(Extracts from a graphics dataset)

-=-=-

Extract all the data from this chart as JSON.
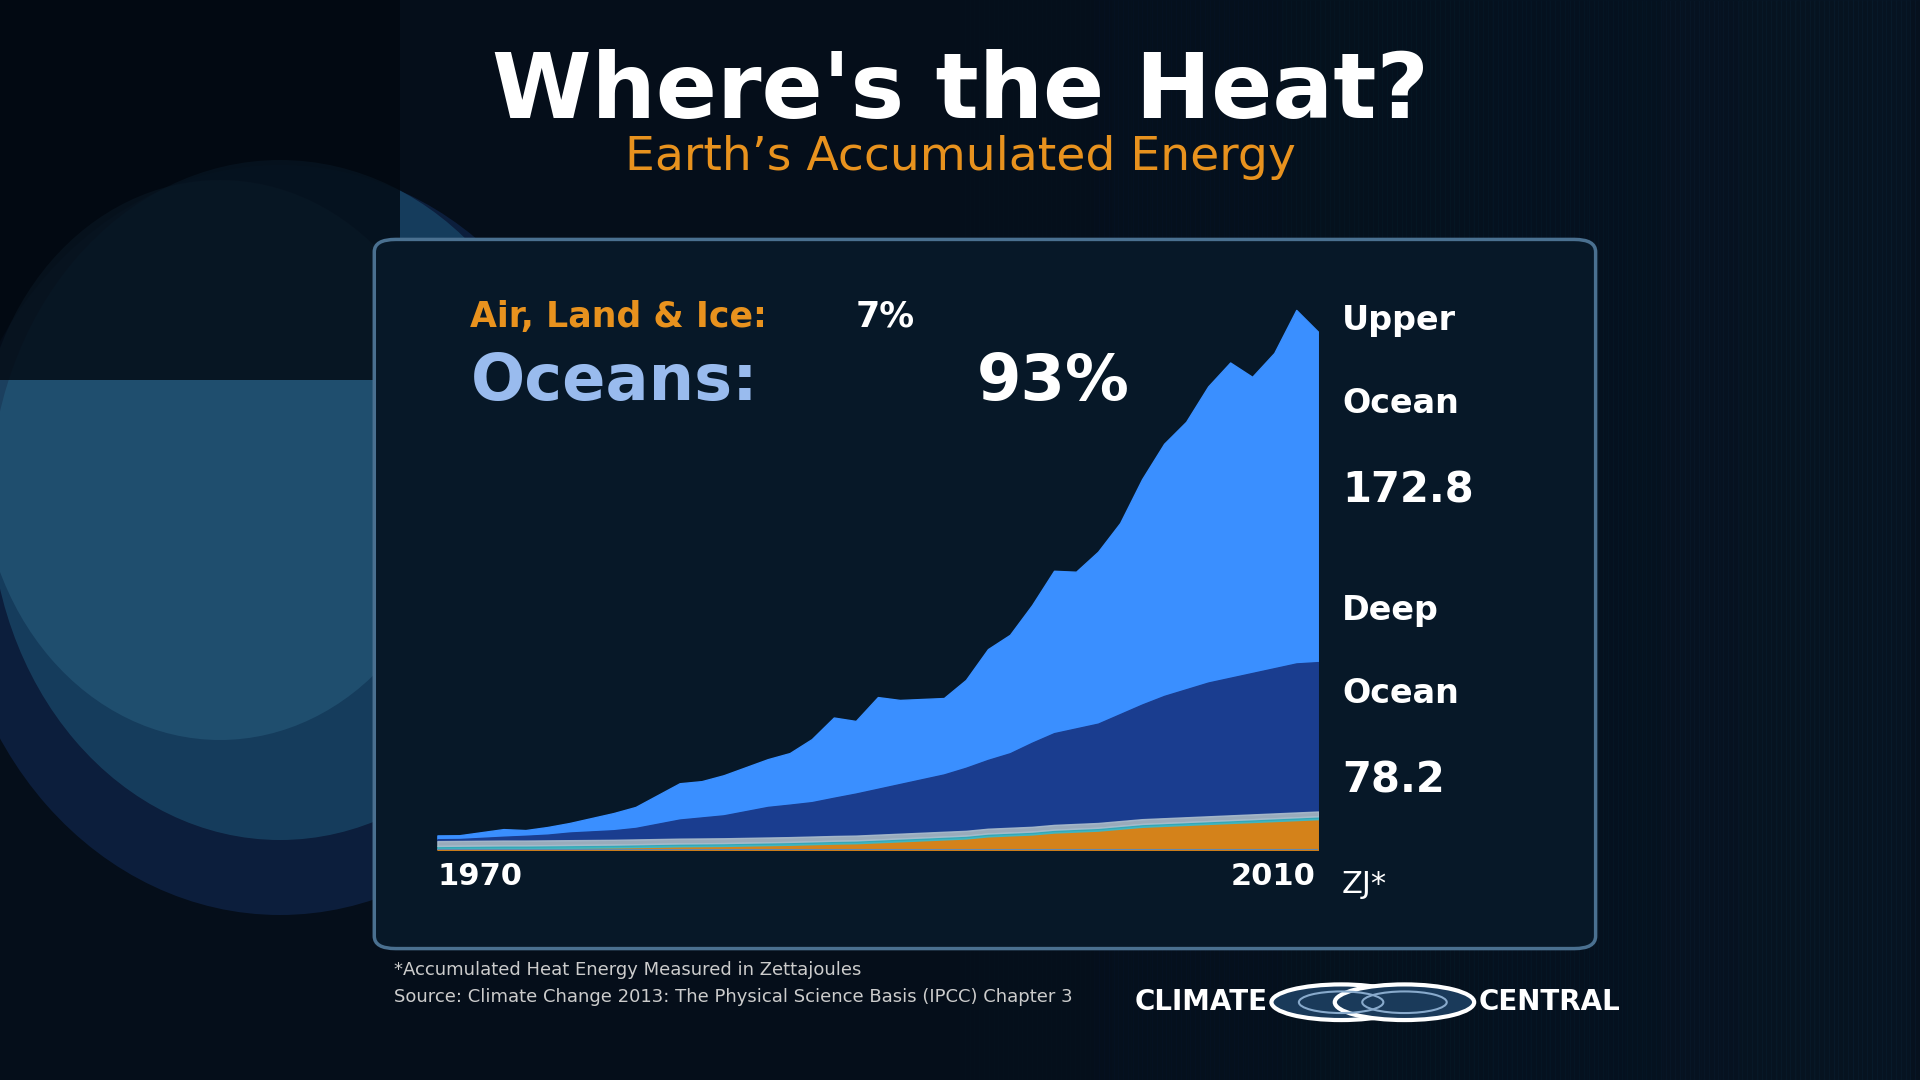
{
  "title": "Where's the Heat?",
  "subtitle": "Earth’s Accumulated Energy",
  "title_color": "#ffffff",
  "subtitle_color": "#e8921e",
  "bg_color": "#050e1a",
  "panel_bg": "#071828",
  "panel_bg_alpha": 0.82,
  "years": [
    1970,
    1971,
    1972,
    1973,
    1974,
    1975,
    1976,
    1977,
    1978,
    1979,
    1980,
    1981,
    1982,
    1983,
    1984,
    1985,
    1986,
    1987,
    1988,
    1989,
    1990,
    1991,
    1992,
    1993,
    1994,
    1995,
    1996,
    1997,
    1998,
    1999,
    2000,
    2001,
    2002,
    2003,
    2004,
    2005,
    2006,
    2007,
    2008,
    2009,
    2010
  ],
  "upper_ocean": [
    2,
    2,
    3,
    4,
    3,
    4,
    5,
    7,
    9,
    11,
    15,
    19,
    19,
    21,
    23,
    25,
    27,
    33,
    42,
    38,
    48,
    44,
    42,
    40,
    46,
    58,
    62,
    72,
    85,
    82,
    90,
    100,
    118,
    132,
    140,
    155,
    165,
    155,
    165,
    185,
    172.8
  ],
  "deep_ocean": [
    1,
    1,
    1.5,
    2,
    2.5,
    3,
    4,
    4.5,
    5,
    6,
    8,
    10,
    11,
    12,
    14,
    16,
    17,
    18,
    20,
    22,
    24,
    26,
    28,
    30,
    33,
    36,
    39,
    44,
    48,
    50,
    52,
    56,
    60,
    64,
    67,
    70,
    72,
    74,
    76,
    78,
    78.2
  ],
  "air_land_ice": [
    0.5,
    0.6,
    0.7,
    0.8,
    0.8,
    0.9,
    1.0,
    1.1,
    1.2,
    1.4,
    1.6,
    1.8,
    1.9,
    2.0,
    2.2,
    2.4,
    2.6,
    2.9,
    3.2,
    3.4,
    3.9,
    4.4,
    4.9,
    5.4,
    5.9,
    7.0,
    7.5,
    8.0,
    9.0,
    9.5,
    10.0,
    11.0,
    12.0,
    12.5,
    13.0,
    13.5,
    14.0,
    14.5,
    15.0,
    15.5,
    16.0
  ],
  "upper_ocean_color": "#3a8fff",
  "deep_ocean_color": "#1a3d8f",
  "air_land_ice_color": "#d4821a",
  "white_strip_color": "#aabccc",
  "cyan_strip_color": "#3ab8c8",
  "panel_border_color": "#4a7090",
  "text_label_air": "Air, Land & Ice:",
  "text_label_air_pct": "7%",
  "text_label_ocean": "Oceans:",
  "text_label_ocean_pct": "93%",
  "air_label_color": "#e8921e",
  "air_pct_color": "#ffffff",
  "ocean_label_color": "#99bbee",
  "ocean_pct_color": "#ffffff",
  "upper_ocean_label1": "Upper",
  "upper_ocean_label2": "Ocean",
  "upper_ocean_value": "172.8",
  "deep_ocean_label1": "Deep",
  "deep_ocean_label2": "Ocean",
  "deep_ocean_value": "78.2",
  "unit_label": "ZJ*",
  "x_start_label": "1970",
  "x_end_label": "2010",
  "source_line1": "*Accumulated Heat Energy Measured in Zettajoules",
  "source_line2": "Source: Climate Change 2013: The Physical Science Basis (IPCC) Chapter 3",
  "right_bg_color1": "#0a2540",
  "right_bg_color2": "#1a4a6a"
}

-=-=-

Reproduce the records, all of them, word for word; omit the pictures.

WORKED ANSWER:
Extract all the data from this chart as JSON.
{
  "title": "Where's the Heat?",
  "subtitle": "Earth’s Accumulated Energy",
  "title_color": "#ffffff",
  "subtitle_color": "#e8921e",
  "bg_color": "#050e1a",
  "panel_bg": "#071828",
  "panel_bg_alpha": 0.82,
  "years": [
    1970,
    1971,
    1972,
    1973,
    1974,
    1975,
    1976,
    1977,
    1978,
    1979,
    1980,
    1981,
    1982,
    1983,
    1984,
    1985,
    1986,
    1987,
    1988,
    1989,
    1990,
    1991,
    1992,
    1993,
    1994,
    1995,
    1996,
    1997,
    1998,
    1999,
    2000,
    2001,
    2002,
    2003,
    2004,
    2005,
    2006,
    2007,
    2008,
    2009,
    2010
  ],
  "upper_ocean": [
    2,
    2,
    3,
    4,
    3,
    4,
    5,
    7,
    9,
    11,
    15,
    19,
    19,
    21,
    23,
    25,
    27,
    33,
    42,
    38,
    48,
    44,
    42,
    40,
    46,
    58,
    62,
    72,
    85,
    82,
    90,
    100,
    118,
    132,
    140,
    155,
    165,
    155,
    165,
    185,
    172.8
  ],
  "deep_ocean": [
    1,
    1,
    1.5,
    2,
    2.5,
    3,
    4,
    4.5,
    5,
    6,
    8,
    10,
    11,
    12,
    14,
    16,
    17,
    18,
    20,
    22,
    24,
    26,
    28,
    30,
    33,
    36,
    39,
    44,
    48,
    50,
    52,
    56,
    60,
    64,
    67,
    70,
    72,
    74,
    76,
    78,
    78.2
  ],
  "air_land_ice": [
    0.5,
    0.6,
    0.7,
    0.8,
    0.8,
    0.9,
    1.0,
    1.1,
    1.2,
    1.4,
    1.6,
    1.8,
    1.9,
    2.0,
    2.2,
    2.4,
    2.6,
    2.9,
    3.2,
    3.4,
    3.9,
    4.4,
    4.9,
    5.4,
    5.9,
    7.0,
    7.5,
    8.0,
    9.0,
    9.5,
    10.0,
    11.0,
    12.0,
    12.5,
    13.0,
    13.5,
    14.0,
    14.5,
    15.0,
    15.5,
    16.0
  ],
  "upper_ocean_color": "#3a8fff",
  "deep_ocean_color": "#1a3d8f",
  "air_land_ice_color": "#d4821a",
  "white_strip_color": "#aabccc",
  "cyan_strip_color": "#3ab8c8",
  "panel_border_color": "#4a7090",
  "text_label_air": "Air, Land & Ice:",
  "text_label_air_pct": "7%",
  "text_label_ocean": "Oceans:",
  "text_label_ocean_pct": "93%",
  "air_label_color": "#e8921e",
  "air_pct_color": "#ffffff",
  "ocean_label_color": "#99bbee",
  "ocean_pct_color": "#ffffff",
  "upper_ocean_label1": "Upper",
  "upper_ocean_label2": "Ocean",
  "upper_ocean_value": "172.8",
  "deep_ocean_label1": "Deep",
  "deep_ocean_label2": "Ocean",
  "deep_ocean_value": "78.2",
  "unit_label": "ZJ*",
  "x_start_label": "1970",
  "x_end_label": "2010",
  "source_line1": "*Accumulated Heat Energy Measured in Zettajoules",
  "source_line2": "Source: Climate Change 2013: The Physical Science Basis (IPCC) Chapter 3",
  "right_bg_color1": "#0a2540",
  "right_bg_color2": "#1a4a6a"
}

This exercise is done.